Текстовый блок:
– Попы твои всё подписали. Они давно на свободе и водку трескают…

От крысиных глазок стукача невозможно было укрыться. Он, как настырная навозная муха, все время что-то жужжал отцу Григорию в ухо; из его прокуренного рта несло отвратительным смрадом…

Допросы и обвинительное заключение

Сети нечестивых окружили меня, но я не забывал закона Твоего.

Пс. 118; 61

Как-то вечером отец Григорий, сидя на камерных нарах, в который раз с тревогой задумался о судьбе своих близких и родных. Он уже прошептал наизусть вечернее правило, как вдруг его вызвали на допрос. Продержав задержанного Пономарева две недели в подвале, следователь РОНКВД Чепарухин решил наконец допросить и его. Собственно, допрос – это названо очень условно. В протоколе следователь сам напишет все, что необходимо для «нужного хода дела», а Пономарев… Главное – сломать его любой ценой.

Допрос происходил в зарешеченной комнате.

На допрашиваемого направляли огромный рефлектор, слепящий глаза, в то время как самого следователя не было видно, лишь слышался откуда-то из угла комнаты его леденящий голос.

Допрос велся непрерывно с 10 часов утра до 5 вечера, а затем с 8 часов вечера до 3 ночи. При этом арестованному не разрешали не только присесть, но даже подержаться за спинку стула…

После выяснения формальных анкетных данных следователь стал задавать отцу Григорию вопросы про какую-то монархическую фашистскую организацию, в которой он, Пономарев, якобы состоял, а впоследствии был ее руководителем. Но позднее руководителем «оказался» уже не он, а настоятель Вознесенской церкви протоиерей Григорий Лобанов, а Пономарев, завербованный фашистской кликой церковников, – всего лишь несчастный исполнитель диверсионных акций и прочее.

«Какие фашисты? Да это настоящий бред… – думал отец Григорий. – Или какая-то актерская игра». Но следователю было не до шуток. Его вопросы звучали так чеканно, что казалось, будто он специально репетировал свою речь и все вопросы и ответы на них знал заранее. Всё происходило как в дурном сне или в шпионских кинофильмах!

День клонился к вечеру. Допрос отца Григория, который начался с вечера, продолжался всю ночь и бóльшую половину следующего дня.

Огромный рефлектор – «помощник следователей» – неумолимо лупил прямо по глазам. За все время допроса отцу Григорию не разрешили даже присесть, и он недоумевал, как еще держится на ногах.

Задание A: Какой следователь, согласно текстовому блоку, решил допросить Пономарева после двух недель в подвале?
Задание B: Перечислите все часы суток, которые в текстовом блоке обозначают начало и конец отрезков непрерывного допроса.
Задание C: Выпишите из текстового блока дословно отрывок от «На допрашиваемого направляли» до «акций и прочее.».

Исходные данные:
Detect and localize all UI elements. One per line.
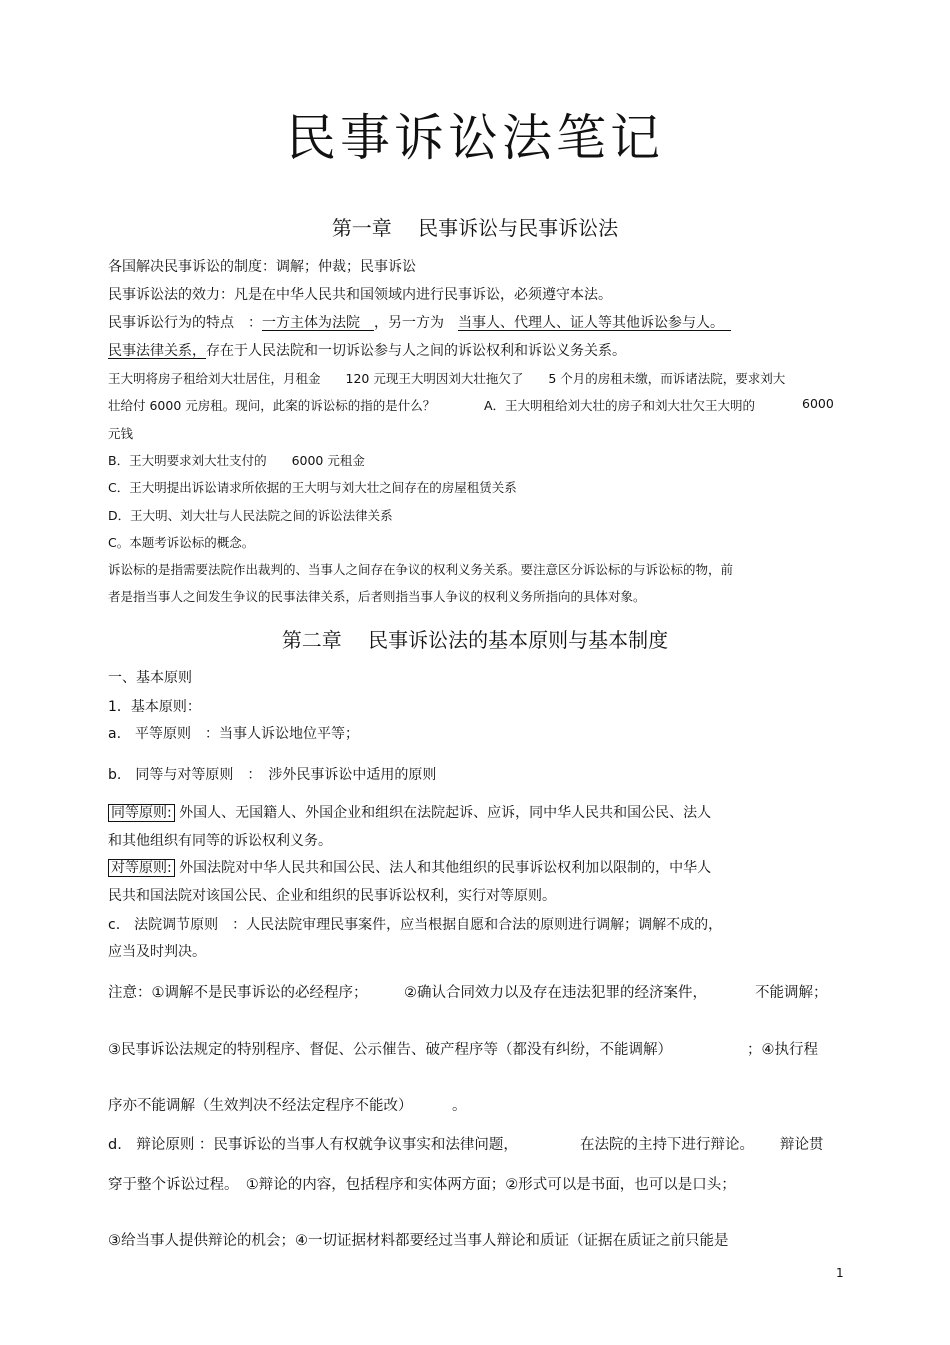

Правильный ответ A: Следователь РОНКВД Чепарухин.

Правильный ответ B: 10 часов утра, 5 вечера, 8 часов вечера, 3 ночи.

Правильный ответ C:
На допрашиваемого направляли огромный рефлектор, слепящий глаза, в то время как самого следователя не было видно, лишь слышался откуда-то из угла комнаты его леденящий голос.

Допрос велся непрерывно с 10 часов утра до 5 вечера, а затем с 8 часов вечера до 3 ночи. При этом арестованному не разрешали не только присесть, но даже подержаться за спинку стула…

После выяснения формальных анкетных данных следователь стал задавать отцу Григорию вопросы про какую-то монархическую фашистскую организацию, в которой он, Пономарев, якобы состоял, а впоследствии был ее руководителем. Но позднее руководителем «оказался» уже не он, а настоятель Вознесенской церкви протоиерей Григорий Лобанов, а Пономарев, завербованный фашистской кликой церковников, – всего лишь несчастный исполнитель диверсионных акций и прочее.